Data records
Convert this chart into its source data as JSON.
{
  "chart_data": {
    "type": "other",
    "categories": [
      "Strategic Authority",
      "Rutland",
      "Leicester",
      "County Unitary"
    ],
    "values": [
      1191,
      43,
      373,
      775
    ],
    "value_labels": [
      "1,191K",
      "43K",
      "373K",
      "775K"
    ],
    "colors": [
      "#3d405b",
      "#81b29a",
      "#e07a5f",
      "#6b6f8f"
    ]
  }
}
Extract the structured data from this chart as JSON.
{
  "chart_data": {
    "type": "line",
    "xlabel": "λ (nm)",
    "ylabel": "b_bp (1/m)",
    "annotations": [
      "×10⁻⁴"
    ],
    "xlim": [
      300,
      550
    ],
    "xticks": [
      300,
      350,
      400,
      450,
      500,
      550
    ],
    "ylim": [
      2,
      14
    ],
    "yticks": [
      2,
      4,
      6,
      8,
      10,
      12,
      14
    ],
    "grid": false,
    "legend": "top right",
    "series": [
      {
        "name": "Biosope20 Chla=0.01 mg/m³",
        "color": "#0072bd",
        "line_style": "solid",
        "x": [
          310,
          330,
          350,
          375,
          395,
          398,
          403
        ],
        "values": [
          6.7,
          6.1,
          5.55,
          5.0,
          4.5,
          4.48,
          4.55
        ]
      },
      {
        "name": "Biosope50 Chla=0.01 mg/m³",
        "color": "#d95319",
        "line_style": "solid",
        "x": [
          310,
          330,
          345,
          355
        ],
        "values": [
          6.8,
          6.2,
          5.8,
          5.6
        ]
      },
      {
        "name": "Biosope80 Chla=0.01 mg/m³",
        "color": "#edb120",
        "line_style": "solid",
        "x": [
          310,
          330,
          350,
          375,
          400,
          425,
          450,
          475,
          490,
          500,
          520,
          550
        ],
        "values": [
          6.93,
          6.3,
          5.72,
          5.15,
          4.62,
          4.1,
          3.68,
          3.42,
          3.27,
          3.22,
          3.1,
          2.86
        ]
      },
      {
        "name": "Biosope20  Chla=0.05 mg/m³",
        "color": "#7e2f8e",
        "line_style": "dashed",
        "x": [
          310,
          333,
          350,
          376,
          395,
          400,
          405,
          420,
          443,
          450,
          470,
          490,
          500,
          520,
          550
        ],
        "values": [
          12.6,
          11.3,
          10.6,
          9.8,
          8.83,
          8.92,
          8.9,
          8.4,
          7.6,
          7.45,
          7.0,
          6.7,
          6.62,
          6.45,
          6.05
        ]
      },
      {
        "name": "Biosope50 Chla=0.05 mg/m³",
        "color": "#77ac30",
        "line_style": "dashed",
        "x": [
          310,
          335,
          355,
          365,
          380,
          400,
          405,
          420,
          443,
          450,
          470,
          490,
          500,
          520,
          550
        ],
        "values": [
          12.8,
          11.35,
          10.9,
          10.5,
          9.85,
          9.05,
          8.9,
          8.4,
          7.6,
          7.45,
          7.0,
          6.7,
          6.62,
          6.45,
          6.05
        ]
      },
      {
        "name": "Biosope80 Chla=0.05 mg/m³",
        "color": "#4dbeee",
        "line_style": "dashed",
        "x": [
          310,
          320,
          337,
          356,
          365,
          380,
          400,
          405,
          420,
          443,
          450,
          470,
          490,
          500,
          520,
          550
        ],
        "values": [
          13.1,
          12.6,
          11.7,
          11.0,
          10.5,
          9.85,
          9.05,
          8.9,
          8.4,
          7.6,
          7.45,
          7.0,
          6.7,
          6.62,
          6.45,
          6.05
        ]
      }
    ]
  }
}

◆ **TASK OBJECTIVE**:
Reproduce the complete set of lines precisely as supplied.

◆ **SOLUTION BELOW**:
Convert this chart into its source data as JSON.
{
  "chart_data": {
    "type": "other",
    "categories": [
      "Strategic Authority",
      "Rutland",
      "Leicester",
      "County Unitary"
    ],
    "values": [
      1191,
      43,
      373,
      775
    ],
    "value_labels": [
      "1,191K",
      "43K",
      "373K",
      "775K"
    ],
    "colors": [
      "#3d405b",
      "#81b29a",
      "#e07a5f",
      "#6b6f8f"
    ]
  }
}
Extract the structured data from this chart as JSON.
{
  "chart_data": {
    "type": "line",
    "xlabel": "λ (nm)",
    "ylabel": "b_bp (1/m)",
    "annotations": [
      "×10⁻⁴"
    ],
    "xlim": [
      300,
      550
    ],
    "xticks": [
      300,
      350,
      400,
      450,
      500,
      550
    ],
    "ylim": [
      2,
      14
    ],
    "yticks": [
      2,
      4,
      6,
      8,
      10,
      12,
      14
    ],
    "grid": false,
    "legend": "top right",
    "series": [
      {
        "name": "Biosope20 Chla=0.01 mg/m³",
        "color": "#0072bd",
        "line_style": "solid",
        "x": [
          310,
          330,
          350,
          375,
          395,
          398,
          403
        ],
        "values": [
          6.7,
          6.1,
          5.55,
          5.0,
          4.5,
          4.48,
          4.55
        ]
      },
      {
        "name": "Biosope50 Chla=0.01 mg/m³",
        "color": "#d95319",
        "line_style": "solid",
        "x": [
          310,
          330,
          345,
          355
        ],
        "values": [
          6.8,
          6.2,
          5.8,
          5.6
        ]
      },
      {
        "name": "Biosope80 Chla=0.01 mg/m³",
        "color": "#edb120",
        "line_style": "solid",
        "x": [
          310,
          330,
          350,
          375,
          400,
          425,
          450,
          475,
          490,
          500,
          520,
          550
        ],
        "values": [
          6.93,
          6.3,
          5.72,
          5.15,
          4.62,
          4.1,
          3.68,
          3.42,
          3.27,
          3.22,
          3.1,
          2.86
        ]
      },
      {
        "name": "Biosope20  Chla=0.05 mg/m³",
        "color": "#7e2f8e",
        "line_style": "dashed",
        "x": [
          310,
          333,
          350,
          376,
          395,
          400,
          405,
          420,
          443,
          450,
          470,
          490,
          500,
          520,
          550
        ],
        "values": [
          12.6,
          11.3,
          10.6,
          9.8,
          8.83,
          8.92,
          8.9,
          8.4,
          7.6,
          7.45,
          7.0,
          6.7,
          6.62,
          6.45,
          6.05
        ]
      },
      {
        "name": "Biosope50 Chla=0.05 mg/m³",
        "color": "#77ac30",
        "line_style": "dashed",
        "x": [
          310,
          335,
          355,
          365,
          380,
          400,
          405,
          420,
          443,
          450,
          470,
          490,
          500,
          520,
          550
        ],
        "values": [
          12.8,
          11.35,
          10.9,
          10.5,
          9.85,
          9.05,
          8.9,
          8.4,
          7.6,
          7.45,
          7.0,
          6.7,
          6.62,
          6.45,
          6.05
        ]
      },
      {
        "name": "Biosope80 Chla=0.05 mg/m³",
        "color": "#4dbeee",
        "line_style": "dashed",
        "x": [
          310,
          320,
          337,
          356,
          365,
          380,
          400,
          405,
          420,
          443,
          450,
          470,
          490,
          500,
          520,
          550
        ],
        "values": [
          13.1,
          12.6,
          11.7,
          11.0,
          10.5,
          9.85,
          9.05,
          8.9,
          8.4,
          7.6,
          7.45,
          7.0,
          6.7,
          6.62,
          6.45,
          6.05
        ]
      }
    ]
  }
}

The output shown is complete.